→ **STATED PROBLEM**: Draw out every line with the word "true" from the listing below.

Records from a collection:
· · · ·

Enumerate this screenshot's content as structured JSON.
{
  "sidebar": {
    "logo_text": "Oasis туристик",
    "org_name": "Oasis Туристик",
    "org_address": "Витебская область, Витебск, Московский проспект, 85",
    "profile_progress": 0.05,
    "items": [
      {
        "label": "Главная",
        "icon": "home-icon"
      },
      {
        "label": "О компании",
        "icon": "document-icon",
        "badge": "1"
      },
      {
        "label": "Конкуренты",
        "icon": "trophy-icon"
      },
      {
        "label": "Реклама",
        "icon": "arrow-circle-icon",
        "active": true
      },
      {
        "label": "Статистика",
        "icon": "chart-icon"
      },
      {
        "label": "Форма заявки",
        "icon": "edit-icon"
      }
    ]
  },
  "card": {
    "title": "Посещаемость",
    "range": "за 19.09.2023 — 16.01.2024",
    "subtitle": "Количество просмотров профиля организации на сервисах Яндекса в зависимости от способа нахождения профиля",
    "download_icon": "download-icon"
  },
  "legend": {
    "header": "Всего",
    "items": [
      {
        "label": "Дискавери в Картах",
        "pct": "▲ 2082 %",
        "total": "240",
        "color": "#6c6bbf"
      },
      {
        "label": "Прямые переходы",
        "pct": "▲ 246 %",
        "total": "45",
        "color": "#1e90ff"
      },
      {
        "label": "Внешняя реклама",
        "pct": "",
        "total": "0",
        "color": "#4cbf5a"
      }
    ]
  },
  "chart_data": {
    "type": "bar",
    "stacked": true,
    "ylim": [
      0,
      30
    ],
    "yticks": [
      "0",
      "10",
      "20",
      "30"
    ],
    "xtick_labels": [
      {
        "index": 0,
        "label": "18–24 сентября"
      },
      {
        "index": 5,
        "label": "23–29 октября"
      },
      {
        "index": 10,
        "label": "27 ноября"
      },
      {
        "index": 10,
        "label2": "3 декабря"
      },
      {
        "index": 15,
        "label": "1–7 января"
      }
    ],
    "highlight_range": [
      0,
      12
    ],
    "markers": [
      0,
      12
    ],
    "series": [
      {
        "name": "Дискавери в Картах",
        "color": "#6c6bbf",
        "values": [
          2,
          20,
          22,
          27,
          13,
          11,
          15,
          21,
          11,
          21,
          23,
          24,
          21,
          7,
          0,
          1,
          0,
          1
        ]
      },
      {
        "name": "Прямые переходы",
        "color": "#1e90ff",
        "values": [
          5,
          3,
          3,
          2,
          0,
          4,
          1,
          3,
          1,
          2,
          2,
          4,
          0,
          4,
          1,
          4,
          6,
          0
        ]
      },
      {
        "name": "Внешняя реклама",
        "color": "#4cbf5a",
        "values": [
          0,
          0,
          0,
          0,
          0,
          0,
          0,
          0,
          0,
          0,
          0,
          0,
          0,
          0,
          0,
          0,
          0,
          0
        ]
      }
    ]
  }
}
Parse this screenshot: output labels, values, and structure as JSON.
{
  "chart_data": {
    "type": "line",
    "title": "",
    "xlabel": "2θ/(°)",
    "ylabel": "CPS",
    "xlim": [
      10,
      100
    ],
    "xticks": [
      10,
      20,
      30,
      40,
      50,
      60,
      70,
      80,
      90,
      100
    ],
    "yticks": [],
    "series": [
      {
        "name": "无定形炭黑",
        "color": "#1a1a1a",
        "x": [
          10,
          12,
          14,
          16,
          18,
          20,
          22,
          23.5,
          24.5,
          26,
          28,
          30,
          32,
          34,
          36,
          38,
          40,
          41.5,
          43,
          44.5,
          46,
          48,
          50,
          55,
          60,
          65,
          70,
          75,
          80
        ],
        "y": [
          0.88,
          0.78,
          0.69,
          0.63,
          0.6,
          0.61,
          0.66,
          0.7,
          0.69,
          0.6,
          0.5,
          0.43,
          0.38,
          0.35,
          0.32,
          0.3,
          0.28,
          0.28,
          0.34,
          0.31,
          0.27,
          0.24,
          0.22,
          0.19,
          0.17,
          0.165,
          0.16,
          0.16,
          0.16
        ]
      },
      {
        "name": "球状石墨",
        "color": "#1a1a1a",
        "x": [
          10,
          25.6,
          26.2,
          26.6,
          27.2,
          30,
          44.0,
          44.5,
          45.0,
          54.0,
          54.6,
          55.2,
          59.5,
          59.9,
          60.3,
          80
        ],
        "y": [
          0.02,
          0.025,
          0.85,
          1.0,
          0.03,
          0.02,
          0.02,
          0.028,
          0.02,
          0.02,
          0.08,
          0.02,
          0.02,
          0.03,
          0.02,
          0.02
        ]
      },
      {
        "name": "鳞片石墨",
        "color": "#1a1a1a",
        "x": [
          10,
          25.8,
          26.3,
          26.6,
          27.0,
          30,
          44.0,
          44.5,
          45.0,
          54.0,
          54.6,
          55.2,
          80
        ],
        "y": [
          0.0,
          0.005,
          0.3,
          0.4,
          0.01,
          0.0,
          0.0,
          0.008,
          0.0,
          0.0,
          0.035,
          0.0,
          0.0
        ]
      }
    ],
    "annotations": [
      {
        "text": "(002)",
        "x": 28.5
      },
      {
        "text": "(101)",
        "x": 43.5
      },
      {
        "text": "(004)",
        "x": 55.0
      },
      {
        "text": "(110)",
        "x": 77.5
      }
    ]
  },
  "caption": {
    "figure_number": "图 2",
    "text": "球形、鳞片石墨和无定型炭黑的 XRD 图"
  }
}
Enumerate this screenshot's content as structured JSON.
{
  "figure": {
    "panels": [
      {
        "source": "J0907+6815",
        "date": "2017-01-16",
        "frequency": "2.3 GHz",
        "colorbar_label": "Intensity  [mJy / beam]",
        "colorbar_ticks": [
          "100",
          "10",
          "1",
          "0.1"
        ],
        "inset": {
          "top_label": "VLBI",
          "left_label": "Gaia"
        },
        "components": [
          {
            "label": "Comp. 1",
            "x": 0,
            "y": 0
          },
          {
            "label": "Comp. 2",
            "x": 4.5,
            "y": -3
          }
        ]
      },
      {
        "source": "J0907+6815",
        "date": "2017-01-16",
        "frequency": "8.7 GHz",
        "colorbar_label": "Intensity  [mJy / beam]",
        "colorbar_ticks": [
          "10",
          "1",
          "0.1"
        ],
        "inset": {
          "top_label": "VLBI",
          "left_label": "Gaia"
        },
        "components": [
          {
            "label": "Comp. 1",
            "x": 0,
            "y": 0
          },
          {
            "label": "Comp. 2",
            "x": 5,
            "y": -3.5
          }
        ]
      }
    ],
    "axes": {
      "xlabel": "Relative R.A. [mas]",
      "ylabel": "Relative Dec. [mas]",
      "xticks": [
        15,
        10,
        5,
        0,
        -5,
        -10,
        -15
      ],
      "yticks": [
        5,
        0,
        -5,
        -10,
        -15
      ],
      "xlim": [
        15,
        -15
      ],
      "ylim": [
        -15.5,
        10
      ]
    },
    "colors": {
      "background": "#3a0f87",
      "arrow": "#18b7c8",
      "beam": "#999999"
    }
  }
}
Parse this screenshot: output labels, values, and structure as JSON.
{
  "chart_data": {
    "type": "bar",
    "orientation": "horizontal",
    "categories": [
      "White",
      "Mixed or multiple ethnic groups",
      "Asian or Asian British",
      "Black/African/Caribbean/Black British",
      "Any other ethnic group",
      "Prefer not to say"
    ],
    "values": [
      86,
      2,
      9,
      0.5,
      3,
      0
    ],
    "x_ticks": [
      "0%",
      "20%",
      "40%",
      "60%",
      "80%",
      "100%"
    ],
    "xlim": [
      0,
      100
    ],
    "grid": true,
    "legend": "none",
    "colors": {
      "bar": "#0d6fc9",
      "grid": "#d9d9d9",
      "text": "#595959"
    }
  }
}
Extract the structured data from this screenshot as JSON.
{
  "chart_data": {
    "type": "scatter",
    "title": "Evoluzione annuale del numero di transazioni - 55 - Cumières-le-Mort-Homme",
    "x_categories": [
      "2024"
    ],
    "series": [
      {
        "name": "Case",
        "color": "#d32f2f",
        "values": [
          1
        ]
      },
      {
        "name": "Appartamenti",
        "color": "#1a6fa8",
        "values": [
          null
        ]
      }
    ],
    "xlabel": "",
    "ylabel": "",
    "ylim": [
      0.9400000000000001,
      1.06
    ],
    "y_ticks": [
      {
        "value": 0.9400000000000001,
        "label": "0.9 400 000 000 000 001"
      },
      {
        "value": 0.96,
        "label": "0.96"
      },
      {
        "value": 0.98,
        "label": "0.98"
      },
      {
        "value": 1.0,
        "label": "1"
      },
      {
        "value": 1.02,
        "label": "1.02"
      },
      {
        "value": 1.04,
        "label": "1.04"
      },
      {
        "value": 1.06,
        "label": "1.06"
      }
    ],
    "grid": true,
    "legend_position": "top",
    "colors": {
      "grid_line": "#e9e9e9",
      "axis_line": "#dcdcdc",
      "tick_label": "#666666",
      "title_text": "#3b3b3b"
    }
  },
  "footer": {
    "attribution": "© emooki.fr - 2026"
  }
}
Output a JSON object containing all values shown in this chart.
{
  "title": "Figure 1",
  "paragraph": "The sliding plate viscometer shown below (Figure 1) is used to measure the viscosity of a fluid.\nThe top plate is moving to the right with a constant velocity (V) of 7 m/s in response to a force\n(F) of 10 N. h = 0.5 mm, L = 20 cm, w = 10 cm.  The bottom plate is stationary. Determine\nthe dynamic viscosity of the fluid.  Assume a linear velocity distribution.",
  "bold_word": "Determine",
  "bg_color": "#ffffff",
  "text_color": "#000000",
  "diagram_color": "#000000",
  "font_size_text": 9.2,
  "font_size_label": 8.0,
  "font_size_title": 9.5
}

· · · ·

→ **EXERCISE OUTPUT**:
        "active": true
    "stacked": true,
    "grid": true,
    "grid": true,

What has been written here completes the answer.